-- start Given data --
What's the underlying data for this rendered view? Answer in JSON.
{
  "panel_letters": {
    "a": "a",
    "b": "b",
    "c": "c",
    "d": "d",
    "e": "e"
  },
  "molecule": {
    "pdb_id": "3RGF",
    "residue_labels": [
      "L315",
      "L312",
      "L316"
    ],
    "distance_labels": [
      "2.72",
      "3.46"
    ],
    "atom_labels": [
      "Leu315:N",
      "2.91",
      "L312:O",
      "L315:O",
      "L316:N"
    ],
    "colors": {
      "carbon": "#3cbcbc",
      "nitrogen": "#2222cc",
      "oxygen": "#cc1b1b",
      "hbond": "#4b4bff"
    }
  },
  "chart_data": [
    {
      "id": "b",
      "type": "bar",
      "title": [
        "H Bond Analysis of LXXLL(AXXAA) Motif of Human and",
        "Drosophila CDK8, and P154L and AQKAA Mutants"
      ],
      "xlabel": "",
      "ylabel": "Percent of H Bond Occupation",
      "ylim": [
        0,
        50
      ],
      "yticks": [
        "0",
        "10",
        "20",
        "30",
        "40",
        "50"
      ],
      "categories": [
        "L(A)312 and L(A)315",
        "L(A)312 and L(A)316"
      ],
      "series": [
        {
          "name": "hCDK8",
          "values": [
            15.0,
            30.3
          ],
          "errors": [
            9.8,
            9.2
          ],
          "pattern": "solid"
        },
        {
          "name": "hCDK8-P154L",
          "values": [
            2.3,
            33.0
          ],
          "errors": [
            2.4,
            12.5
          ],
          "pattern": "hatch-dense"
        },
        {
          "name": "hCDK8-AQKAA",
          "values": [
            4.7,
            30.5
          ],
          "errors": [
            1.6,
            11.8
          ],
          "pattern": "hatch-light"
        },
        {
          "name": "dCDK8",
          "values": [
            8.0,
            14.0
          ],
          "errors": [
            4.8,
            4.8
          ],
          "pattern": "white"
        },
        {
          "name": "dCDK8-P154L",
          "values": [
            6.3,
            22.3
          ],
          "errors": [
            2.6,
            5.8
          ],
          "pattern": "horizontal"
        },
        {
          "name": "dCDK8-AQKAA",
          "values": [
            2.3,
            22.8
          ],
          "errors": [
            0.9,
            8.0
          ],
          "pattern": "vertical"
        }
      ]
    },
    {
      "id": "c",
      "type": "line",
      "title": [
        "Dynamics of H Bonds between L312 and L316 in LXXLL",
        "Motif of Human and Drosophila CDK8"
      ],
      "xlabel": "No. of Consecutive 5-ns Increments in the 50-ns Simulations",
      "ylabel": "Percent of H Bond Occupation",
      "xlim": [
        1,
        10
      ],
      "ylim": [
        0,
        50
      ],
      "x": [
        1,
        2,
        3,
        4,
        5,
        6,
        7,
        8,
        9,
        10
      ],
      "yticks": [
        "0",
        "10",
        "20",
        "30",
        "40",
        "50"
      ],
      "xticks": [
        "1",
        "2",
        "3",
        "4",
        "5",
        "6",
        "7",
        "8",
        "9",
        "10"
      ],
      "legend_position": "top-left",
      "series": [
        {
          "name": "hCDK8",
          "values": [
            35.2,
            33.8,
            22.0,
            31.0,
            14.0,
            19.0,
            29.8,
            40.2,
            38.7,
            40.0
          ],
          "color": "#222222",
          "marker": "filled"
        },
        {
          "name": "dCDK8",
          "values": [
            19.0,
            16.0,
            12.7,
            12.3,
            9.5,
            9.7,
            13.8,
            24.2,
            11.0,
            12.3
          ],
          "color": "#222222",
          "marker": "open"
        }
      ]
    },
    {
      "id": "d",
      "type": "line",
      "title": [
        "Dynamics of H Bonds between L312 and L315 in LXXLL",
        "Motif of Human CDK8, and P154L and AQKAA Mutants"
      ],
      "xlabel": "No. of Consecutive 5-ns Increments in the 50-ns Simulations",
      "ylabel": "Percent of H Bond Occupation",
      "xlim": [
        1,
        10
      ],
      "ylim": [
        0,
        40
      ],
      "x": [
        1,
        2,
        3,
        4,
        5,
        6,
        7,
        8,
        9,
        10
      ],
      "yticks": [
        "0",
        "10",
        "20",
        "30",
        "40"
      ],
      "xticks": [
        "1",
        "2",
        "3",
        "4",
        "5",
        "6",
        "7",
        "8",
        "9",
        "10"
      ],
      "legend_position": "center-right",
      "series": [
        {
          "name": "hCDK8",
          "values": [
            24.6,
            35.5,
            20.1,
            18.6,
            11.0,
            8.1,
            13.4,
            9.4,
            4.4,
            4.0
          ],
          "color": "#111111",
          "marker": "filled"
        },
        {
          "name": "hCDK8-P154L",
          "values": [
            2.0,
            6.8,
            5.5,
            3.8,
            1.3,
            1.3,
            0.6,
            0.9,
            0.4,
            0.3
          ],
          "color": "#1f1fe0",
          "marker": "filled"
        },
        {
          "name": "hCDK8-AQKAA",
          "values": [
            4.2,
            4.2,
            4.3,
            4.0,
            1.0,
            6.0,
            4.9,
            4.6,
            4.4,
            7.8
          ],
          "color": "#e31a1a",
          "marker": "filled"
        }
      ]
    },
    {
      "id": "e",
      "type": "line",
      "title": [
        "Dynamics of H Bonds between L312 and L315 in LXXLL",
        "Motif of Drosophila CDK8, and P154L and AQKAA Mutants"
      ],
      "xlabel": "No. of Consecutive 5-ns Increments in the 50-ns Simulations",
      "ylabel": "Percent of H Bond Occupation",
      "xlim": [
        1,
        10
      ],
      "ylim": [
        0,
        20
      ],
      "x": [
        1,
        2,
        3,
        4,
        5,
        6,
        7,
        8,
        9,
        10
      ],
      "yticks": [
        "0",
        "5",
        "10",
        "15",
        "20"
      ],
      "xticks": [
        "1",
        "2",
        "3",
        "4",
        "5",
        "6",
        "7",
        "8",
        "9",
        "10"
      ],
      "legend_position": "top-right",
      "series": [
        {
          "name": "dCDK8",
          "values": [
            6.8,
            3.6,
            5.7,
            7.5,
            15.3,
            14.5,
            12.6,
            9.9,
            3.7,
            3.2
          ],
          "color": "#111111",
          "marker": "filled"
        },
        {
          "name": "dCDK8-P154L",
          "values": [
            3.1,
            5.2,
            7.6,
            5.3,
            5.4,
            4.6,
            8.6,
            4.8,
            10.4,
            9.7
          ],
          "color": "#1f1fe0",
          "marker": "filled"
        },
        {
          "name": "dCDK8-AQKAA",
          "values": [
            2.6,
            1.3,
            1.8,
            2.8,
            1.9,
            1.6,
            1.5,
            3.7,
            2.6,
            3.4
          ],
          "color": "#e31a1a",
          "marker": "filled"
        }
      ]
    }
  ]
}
-- end Given data --
*Task brief*
Using the data above, repeat every line exactly.

*Reply*
What's the underlying data for this rendered view? Answer in JSON.
{
  "panel_letters": {
    "a": "a",
    "b": "b",
    "c": "c",
    "d": "d",
    "e": "e"
  },
  "molecule": {
    "pdb_id": "3RGF",
    "residue_labels": [
      "L315",
      "L312",
      "L316"
    ],
    "distance_labels": [
      "2.72",
      "3.46"
    ],
    "atom_labels": [
      "Leu315:N",
      "2.91",
      "L312:O",
      "L315:O",
      "L316:N"
    ],
    "colors": {
      "carbon": "#3cbcbc",
      "nitrogen": "#2222cc",
      "oxygen": "#cc1b1b",
      "hbond": "#4b4bff"
    }
  },
  "chart_data": [
    {
      "id": "b",
      "type": "bar",
      "title": [
        "H Bond Analysis of LXXLL(AXXAA) Motif of Human and",
        "Drosophila CDK8, and P154L and AQKAA Mutants"
      ],
      "xlabel": "",
      "ylabel": "Percent of H Bond Occupation",
      "ylim": [
        0,
        50
      ],
      "yticks": [
        "0",
        "10",
        "20",
        "30",
        "40",
        "50"
      ],
      "categories": [
        "L(A)312 and L(A)315",
        "L(A)312 and L(A)316"
      ],
      "series": [
        {
          "name": "hCDK8",
          "values": [
            15.0,
            30.3
          ],
          "errors": [
            9.8,
            9.2
          ],
          "pattern": "solid"
        },
        {
          "name": "hCDK8-P154L",
          "values": [
            2.3,
            33.0
          ],
          "errors": [
            2.4,
            12.5
          ],
          "pattern": "hatch-dense"
        },
        {
          "name": "hCDK8-AQKAA",
          "values": [
            4.7,
            30.5
          ],
          "errors": [
            1.6,
            11.8
          ],
          "pattern": "hatch-light"
        },
        {
          "name": "dCDK8",
          "values": [
            8.0,
            14.0
          ],
          "errors": [
            4.8,
            4.8
          ],
          "pattern": "white"
        },
        {
          "name": "dCDK8-P154L",
          "values": [
            6.3,
            22.3
          ],
          "errors": [
            2.6,
            5.8
          ],
          "pattern": "horizontal"
        },
        {
          "name": "dCDK8-AQKAA",
          "values": [
            2.3,
            22.8
          ],
          "errors": [
            0.9,
            8.0
          ],
          "pattern": "vertical"
        }
      ]
    },
    {
      "id": "c",
      "type": "line",
      "title": [
        "Dynamics of H Bonds between L312 and L316 in LXXLL",
        "Motif of Human and Drosophila CDK8"
      ],
      "xlabel": "No. of Consecutive 5-ns Increments in the 50-ns Simulations",
      "ylabel": "Percent of H Bond Occupation",
      "xlim": [
        1,
        10
      ],
      "ylim": [
        0,
        50
      ],
      "x": [
        1,
        2,
        3,
        4,
        5,
        6,
        7,
        8,
        9,
        10
      ],
      "yticks": [
        "0",
        "10",
        "20",
        "30",
        "40",
        "50"
      ],
      "xticks": [
        "1",
        "2",
        "3",
        "4",
        "5",
        "6",
        "7",
        "8",
        "9",
        "10"
      ],
      "legend_position": "top-left",
      "series": [
        {
          "name": "hCDK8",
          "values": [
            35.2,
            33.8,
            22.0,
            31.0,
            14.0,
            19.0,
            29.8,
            40.2,
            38.7,
            40.0
          ],
          "color": "#222222",
          "marker": "filled"
        },
        {
          "name": "dCDK8",
          "values": [
            19.0,
            16.0,
            12.7,
            12.3,
            9.5,
            9.7,
            13.8,
            24.2,
            11.0,
            12.3
          ],
          "color": "#222222",
          "marker": "open"
        }
      ]
    },
    {
      "id": "d",
      "type": "line",
      "title": [
        "Dynamics of H Bonds between L312 and L315 in LXXLL",
        "Motif of Human CDK8, and P154L and AQKAA Mutants"
      ],
      "xlabel": "No. of Consecutive 5-ns Increments in the 50-ns Simulations",
      "ylabel": "Percent of H Bond Occupation",
      "xlim": [
        1,
        10
      ],
      "ylim": [
        0,
        40
      ],
      "x": [
        1,
        2,
        3,
        4,
        5,
        6,
        7,
        8,
        9,
        10
      ],
      "yticks": [
        "0",
        "10",
        "20",
        "30",
        "40"
      ],
      "xticks": [
        "1",
        "2",
        "3",
        "4",
        "5",
        "6",
        "7",
        "8",
        "9",
        "10"
      ],
      "legend_position": "center-right",
      "series": [
        {
          "name": "hCDK8",
          "values": [
            24.6,
            35.5,
            20.1,
            18.6,
            11.0,
            8.1,
            13.4,
            9.4,
            4.4,
            4.0
          ],
          "color": "#111111",
          "marker": "filled"
        },
        {
          "name": "hCDK8-P154L",
          "values": [
            2.0,
            6.8,
            5.5,
            3.8,
            1.3,
            1.3,
            0.6,
            0.9,
            0.4,
            0.3
          ],
          "color": "#1f1fe0",
          "marker": "filled"
        },
        {
          "name": "hCDK8-AQKAA",
          "values": [
            4.2,
            4.2,
            4.3,
            4.0,
            1.0,
            6.0,
            4.9,
            4.6,
            4.4,
            7.8
          ],
          "color": "#e31a1a",
          "marker": "filled"
        }
      ]
    },
    {
      "id": "e",
      "type": "line",
      "title": [
        "Dynamics of H Bonds between L312 and L315 in LXXLL",
        "Motif of Drosophila CDK8, and P154L and AQKAA Mutants"
      ],
      "xlabel": "No. of Consecutive 5-ns Increments in the 50-ns Simulations",
      "ylabel": "Percent of H Bond Occupation",
      "xlim": [
        1,
        10
      ],
      "ylim": [
        0,
        20
      ],
      "x": [
        1,
        2,
        3,
        4,
        5,
        6,
        7,
        8,
        9,
        10
      ],
      "yticks": [
        "0",
        "5",
        "10",
        "15",
        "20"
      ],
      "xticks": [
        "1",
        "2",
        "3",
        "4",
        "5",
        "6",
        "7",
        "8",
        "9",
        "10"
      ],
      "legend_position": "top-right",
      "series": [
        {
          "name": "dCDK8",
          "values": [
            6.8,
            3.6,
            5.7,
            7.5,
            15.3,
            14.5,
            12.6,
            9.9,
            3.7,
            3.2
          ],
          "color": "#111111",
          "marker": "filled"
        },
        {
          "name": "dCDK8-P154L",
          "values": [
            3.1,
            5.2,
            7.6,
            5.3,
            5.4,
            4.6,
            8.6,
            4.8,
            10.4,
            9.7
          ],
          "color": "#1f1fe0",
          "marker": "filled"
        },
        {
          "name": "dCDK8-AQKAA",
          "values": [
            2.6,
            1.3,
            1.8,
            2.8,
            1.9,
            1.6,
            1.5,
            3.7,
            2.6,
            3.4
          ],
          "color": "#e31a1a",
          "marker": "filled"
        }
      ]
    }
  ]
}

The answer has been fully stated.